Art has great power. It can consciously and unconsciously inform our worldview, how we see others, and how we see ourselves. It can represent important ideas; portraits represent people. Often art  captures both at once. A painting or sculpture that photographs human form can be the most compelling of all art forms. Art is a language that can speak as powerfully and persuasively as any sequence of words and phrases. 


Religious art can be especially influential. It can merge history, culture, experience, theology, sociology, and transcendent values all into a single image. Christian art has, across twenty centuries, been framed in this way. From an ancient Orthodox icon to a Sri Lankan wood-carved Virgin and Child to a Chinese textile woven for Christian worship to a Coptic or Ethiopian church building in Africa to the widely acclaimed indigenous collection Our Mob, God’s Story (featuring aboriginal biblical art from Australia) to a European Renaissance classic, culture, and context have often birthed Christian art in the image of the artist, even as that art has defined culture. 


Warner Sallman was born in the late 19th century. He was both a commercial artist and a man of deep Christian faith. Over time, he produced hundreds of pieces of religious art, working in several mediums (including oil paint, pastels, pen and ink, and watercolors). His most famous and signature works feature Jesus, interpreted as a man he imagined in his own world, dressed in first century garb. His Head of Christ is thought to be the most recognized image of Jesus in the world. In this oil painting, Jesus appears as a white man with brown hair and dark blue eyes; his complexion is fair, but tanned. This image has been hailed as an inspired gift and panned as a “Nordic Christ,” the “Scandinavian Savior.” It has also been criticized as a “white supremacist’s Jesus.” 


We do not believe that Warner Sallman conceived his Head of Christ as an emblem of white supremacy.  As with his other representations of Jesus on canvas, Sallman’s art reflected the world in which he walked—a largely homogenous community of white Americans (and his immigrant family of Swedish and Finnish descent). Throughout history, biblical characters have been represented as if they mirrored the culture and context of the artist. Finding ourselves—seeing ourselves—in the complexion and eyes of Jesus is not, alone, an error.  The error is in the assumption that He looks like us alone and not allowing for others to find themselves in the face of Jesus, as well.

WRITTEN REQUEST:
For each statement, answer yes or no according to the text on religious art, and quote the exact words from it that decide the answer.
1. Warner Sallman worked only in oil paint.
2. Head of Christ is an oil painting.
3. Sallman's family was of Swedish and Finnish descent.
The entries play no part in this work.

EXTRACTED ENTRIES:

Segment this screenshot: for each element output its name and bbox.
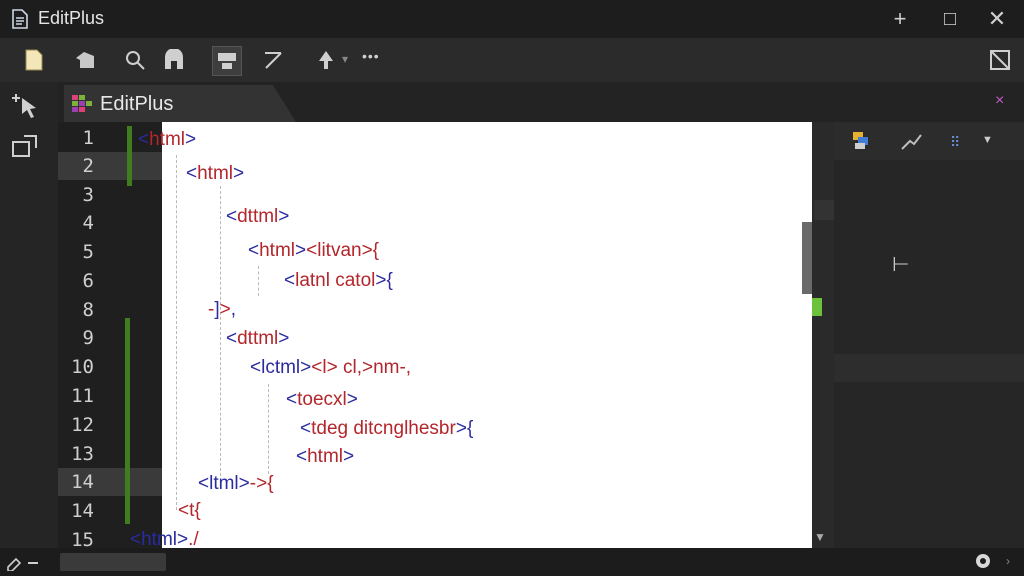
text-cursor-icon: ⊢ <box>892 254 910 276</box>
vertical-scrollbar[interactable] <box>812 122 834 548</box>
indent-guide <box>258 266 259 296</box>
app-title: EditPlus <box>38 8 105 28</box>
pen-icon <box>265 52 282 69</box>
line-number: 6 <box>82 270 94 292</box>
panel-view-icon[interactable] <box>852 131 872 156</box>
scroll-up-icon[interactable] <box>814 200 834 220</box>
panel-icon <box>218 53 236 69</box>
title-bar: EditPlus + □ ✕ <box>0 0 1024 38</box>
tab-editplus[interactable]: EditPlus <box>64 85 296 122</box>
new-window-button[interactable]: + <box>887 6 913 32</box>
tab-label: EditPlus <box>100 93 174 115</box>
run-dropdown-chevron-icon[interactable]: ▾ <box>342 52 348 66</box>
more-button[interactable]: ••• <box>362 48 380 64</box>
right-panel <box>834 122 1024 548</box>
new-file-icon <box>25 49 43 71</box>
code-line: <html> <box>296 446 355 467</box>
run-icon <box>319 51 333 69</box>
restore-button[interactable]: □ <box>937 6 963 32</box>
find-button[interactable] <box>122 46 150 74</box>
line-number: 14 <box>71 500 94 522</box>
change-marker <box>125 318 130 524</box>
layout-button[interactable] <box>986 46 1014 74</box>
edit-mode-icon[interactable] <box>6 553 40 576</box>
line-number: 8 <box>82 299 94 321</box>
line-number: 3 <box>82 184 94 206</box>
code-line: <tdeg ditcnglhesbr>{ <box>300 418 474 439</box>
code-line: <html><litvan>{ <box>248 240 380 261</box>
right-panel-header: ⠿ ▼ <box>834 122 1024 160</box>
code-line: <html> <box>186 163 245 184</box>
tab-bar: EditPlus <box>58 82 1024 122</box>
code-line: <ltml>->{ <box>198 473 274 494</box>
line-number: 14 <box>71 471 94 493</box>
line-number: 9 <box>82 327 94 349</box>
layout-icon <box>990 50 1010 70</box>
grid-menu-chevron-icon[interactable]: ▼ <box>982 134 993 146</box>
line-number: 10 <box>71 356 94 378</box>
scroll-right-icon[interactable]: › <box>1006 554 1010 568</box>
line-number: 11 <box>71 385 94 407</box>
find-icon <box>126 51 145 70</box>
panel-divider <box>834 354 1024 382</box>
code-line: <lctml><l> cl,>nm-, <box>250 357 412 378</box>
save-button[interactable] <box>160 46 188 74</box>
scroll-down-icon[interactable]: ▼ <box>814 530 826 544</box>
settings-icon[interactable] <box>974 552 992 575</box>
indent-guide <box>220 186 221 476</box>
line-number: 1 <box>82 127 94 149</box>
line-number: 5 <box>82 241 94 263</box>
code-line: <t{ <box>178 500 201 521</box>
code-line: -]>, <box>208 299 236 320</box>
export-icon[interactable] <box>10 132 40 165</box>
file-type-icon <box>72 95 92 118</box>
scrollbar-thumb[interactable] <box>802 222 812 294</box>
grid-menu-icon[interactable]: ⠿ <box>950 134 961 151</box>
left-rail <box>0 82 58 548</box>
indent-guide <box>176 155 177 510</box>
save-icon <box>165 49 183 69</box>
open-icon <box>76 52 94 68</box>
code-line: <latnl catol>{ <box>284 270 393 291</box>
horizontal-scrollbar-thumb[interactable] <box>60 553 166 571</box>
run-button[interactable] <box>312 46 340 74</box>
pointer-tool-icon[interactable] <box>10 92 40 125</box>
chart-icon[interactable] <box>900 131 922 156</box>
line-number: 4 <box>82 212 94 234</box>
code-line: <dttml> <box>226 206 290 227</box>
line-number: 12 <box>71 414 94 436</box>
line-number: 13 <box>71 443 94 465</box>
toolbar: ▾ ••• <box>0 38 1024 82</box>
app-icon <box>12 9 28 34</box>
close-button[interactable]: ✕ <box>984 6 1010 32</box>
toggle-panel-button[interactable] <box>212 46 242 76</box>
open-button[interactable] <box>72 46 100 74</box>
tab-close-button[interactable]: × <box>995 92 1004 110</box>
change-marker <box>127 126 132 186</box>
new-file-button[interactable] <box>20 46 48 74</box>
minimap-marker <box>812 298 822 316</box>
edit-button[interactable] <box>260 46 288 74</box>
code-line: <dttml> <box>226 328 290 349</box>
indent-guide <box>268 384 269 474</box>
code-line: <html> <box>138 129 197 150</box>
code-line: <toecxl> <box>286 389 358 410</box>
line-number: 2 <box>82 155 94 177</box>
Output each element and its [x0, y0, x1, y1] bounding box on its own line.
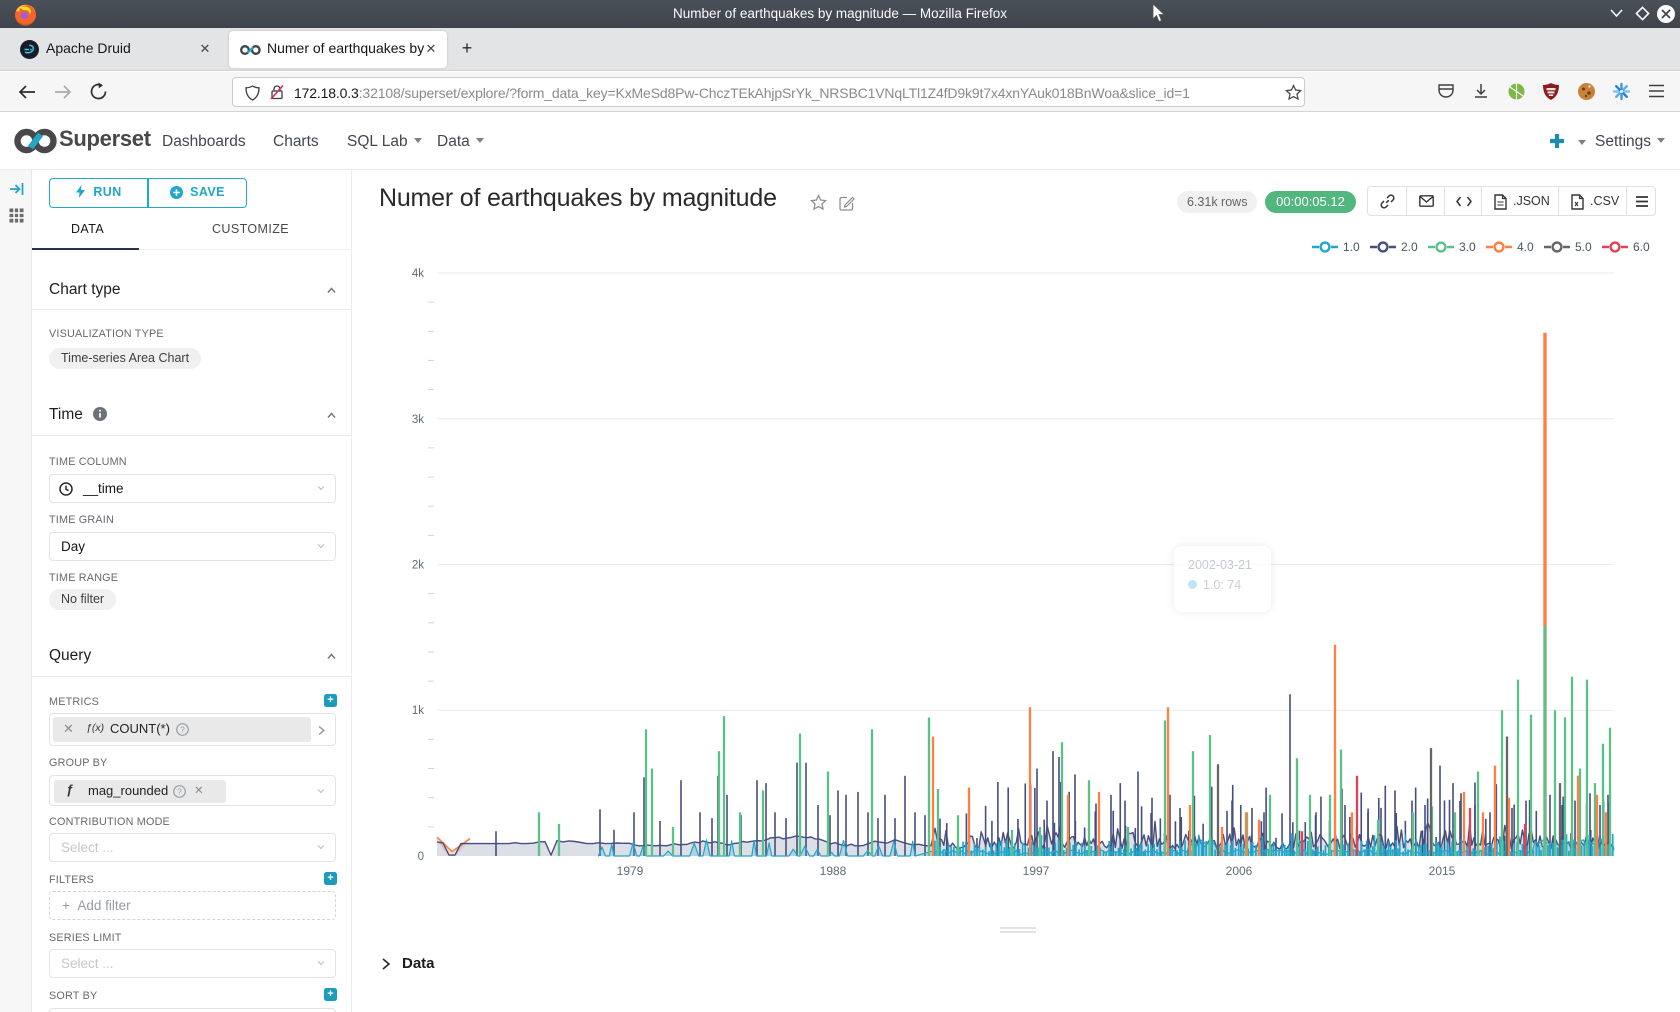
svg-text:0: 0 [418, 851, 424, 863]
svg-text:2k: 2k [412, 560, 424, 572]
svg-text:1997: 1997 [1023, 864, 1050, 878]
svg-text:4k: 4k [412, 268, 424, 280]
svg-text:1988: 1988 [820, 864, 847, 878]
svg-text:1k: 1k [412, 705, 424, 717]
svg-text:2015: 2015 [1429, 864, 1456, 878]
svg-text:1979: 1979 [617, 864, 644, 878]
svg-text:3k: 3k [412, 414, 424, 426]
svg-text:2006: 2006 [1226, 864, 1253, 878]
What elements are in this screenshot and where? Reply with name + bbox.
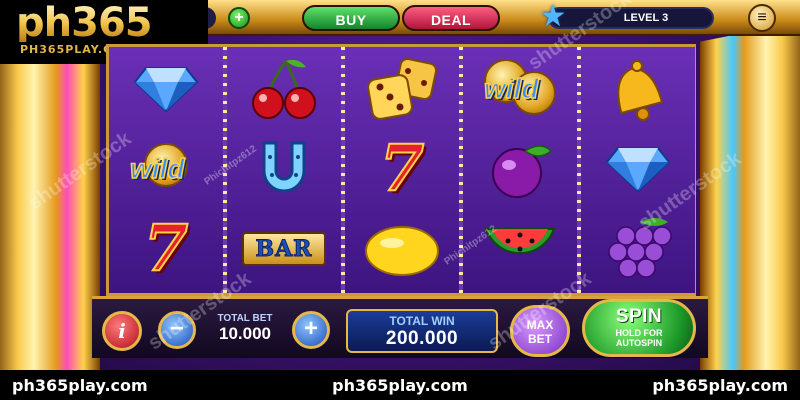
grapes-icon — [608, 218, 672, 278]
bell-symbol — [588, 51, 688, 127]
wild-coin-icon: wild — [478, 59, 562, 119]
footer-link[interactable]: ph365play.com — [332, 376, 468, 395]
diamond-symbol — [116, 51, 216, 127]
total-win-label: TOTAL WIN — [389, 314, 455, 328]
watermelon-icon — [484, 228, 556, 255]
right-gold-pillar — [700, 20, 800, 380]
spin-label: SPIN — [615, 306, 663, 327]
star-icon: ★ — [539, 0, 567, 33]
reel-3: 7 — [345, 47, 459, 293]
spin-button[interactable]: SPIN HOLD FOR AUTOSPIN — [582, 299, 696, 357]
max-bet-button[interactable]: MAX BET — [510, 305, 570, 357]
seven-symbol: 7 — [379, 131, 426, 206]
wild-coin-icon: wild — [124, 139, 208, 199]
diamond-icon — [606, 147, 670, 192]
lemon-icon — [365, 226, 439, 276]
reel-5 — [581, 47, 695, 293]
cherries-symbol — [234, 51, 334, 127]
max-bet-line1: MAX — [526, 318, 554, 332]
grapes-symbol — [588, 211, 688, 287]
max-bet-line2: BET — [528, 332, 552, 346]
decrease-bet-button[interactable]: − — [158, 311, 196, 349]
buy-button[interactable]: BUY — [302, 5, 400, 31]
watermelon-symbol — [470, 211, 570, 287]
left-gold-pillar — [0, 20, 100, 380]
total-bet-value: 10.000 — [219, 324, 271, 343]
add-coins-button[interactable]: + — [228, 7, 250, 29]
total-bet-label: TOTAL BET — [217, 313, 273, 324]
top-bar: + BUY DEAL LEVEL 3 ★ ≡ — [180, 0, 800, 36]
wild-symbol: wild — [116, 131, 216, 207]
bar-icon: BAR — [242, 232, 326, 266]
plum-icon — [492, 145, 553, 198]
horseshoe-symbol — [234, 131, 334, 207]
footer-link[interactable]: ph365play.com — [12, 376, 148, 395]
total-win-display: TOTAL WIN 200.000 — [346, 309, 498, 353]
bar-symbol: BAR — [234, 211, 334, 287]
reel-2: BAR — [227, 47, 341, 293]
deal-button[interactable]: DEAL — [402, 5, 500, 31]
diamond-symbol — [588, 131, 688, 207]
footer-bar: ph365play.com ph365play.com ph365play.co… — [0, 370, 800, 400]
total-win-value: 200.000 — [385, 328, 459, 349]
menu-button[interactable]: ≡ — [748, 4, 776, 32]
footer-link[interactable]: ph365play.com — [652, 376, 788, 395]
increase-bet-button[interactable]: + — [292, 311, 330, 349]
seven-symbol: 7 — [143, 211, 190, 286]
control-panel: i − TOTAL BET 10.000 + TOTAL WIN 200.000… — [92, 296, 708, 358]
reel-area: wild 7 BAR 7 wild — [106, 44, 696, 296]
horseshoe-icon — [262, 141, 306, 193]
info-button[interactable]: i — [102, 311, 142, 351]
plum-symbol — [470, 131, 570, 207]
lemon-symbol — [352, 211, 452, 287]
level-indicator: LEVEL 3 — [548, 7, 714, 29]
dice-symbol — [352, 51, 452, 127]
reel-4: wild — [463, 47, 577, 293]
logo-text: ph365 — [16, 3, 208, 43]
wild-symbol: wild — [470, 51, 570, 127]
cherries-icon — [252, 59, 316, 119]
diamond-icon — [134, 67, 198, 112]
slot-game-screen: + BUY DEAL LEVEL 3 ★ ≡ ph365 PH365PLAY.C… — [0, 0, 800, 400]
spin-sublabel: HOLD FOR AUTOSPIN — [615, 328, 663, 348]
bell-icon — [617, 60, 664, 121]
total-bet-display: TOTAL BET 10.000 — [200, 313, 290, 347]
reel-1: wild 7 — [109, 47, 223, 293]
dice-icon — [367, 57, 438, 120]
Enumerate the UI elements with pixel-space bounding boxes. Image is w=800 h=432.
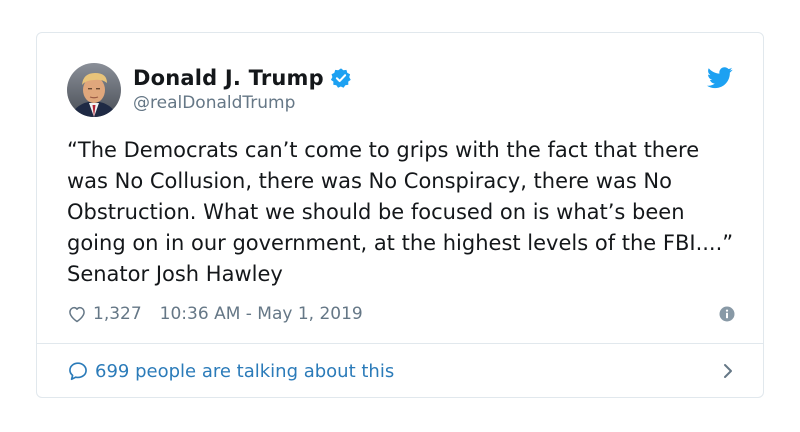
author-name-text[interactable]: Donald J. Trump <box>133 66 324 90</box>
info-icon[interactable] <box>719 306 735 322</box>
divider <box>37 343 763 344</box>
author-name[interactable]: Donald J. Trump <box>133 66 352 90</box>
author-handle[interactable]: @realDonaldTrump <box>133 93 295 113</box>
twitter-bird-icon[interactable] <box>707 67 733 89</box>
conversation-link[interactable]: 699 people are talking about this <box>67 357 735 385</box>
like-count: 1,327 <box>93 304 142 324</box>
tweet-timestamp[interactable]: 10:36 AM - May 1, 2019 <box>160 304 363 324</box>
like-button[interactable]: 1,327 <box>67 304 142 324</box>
verified-badge-icon <box>330 68 351 88</box>
chevron-right-icon[interactable] <box>721 362 735 380</box>
avatar[interactable] <box>67 63 121 117</box>
profile-photo <box>67 63 121 117</box>
tweet-meta: 1,327 10:36 AM - May 1, 2019 <box>67 301 735 327</box>
heart-icon <box>69 306 85 323</box>
tweet-card: Donald J. Trump @realDonaldTrump “The De… <box>36 32 764 398</box>
speech-bubble-icon <box>69 362 87 381</box>
conversation-label[interactable]: 699 people are talking about this <box>95 361 394 382</box>
tweet-text: “The Democrats can’t come to grips with … <box>67 138 734 286</box>
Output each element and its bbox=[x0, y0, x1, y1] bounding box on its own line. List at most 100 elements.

FINISHED EXERCISE:
1. No: "working in several mediums (including oil paint, pastels, pen and ink, and watercolors)"
2. Yes: "In this oil painting, Jesus appears as a white man with brown hair and dark blue eyes"
3. Yes: "his immigrant family of Swedish and Finnish descent"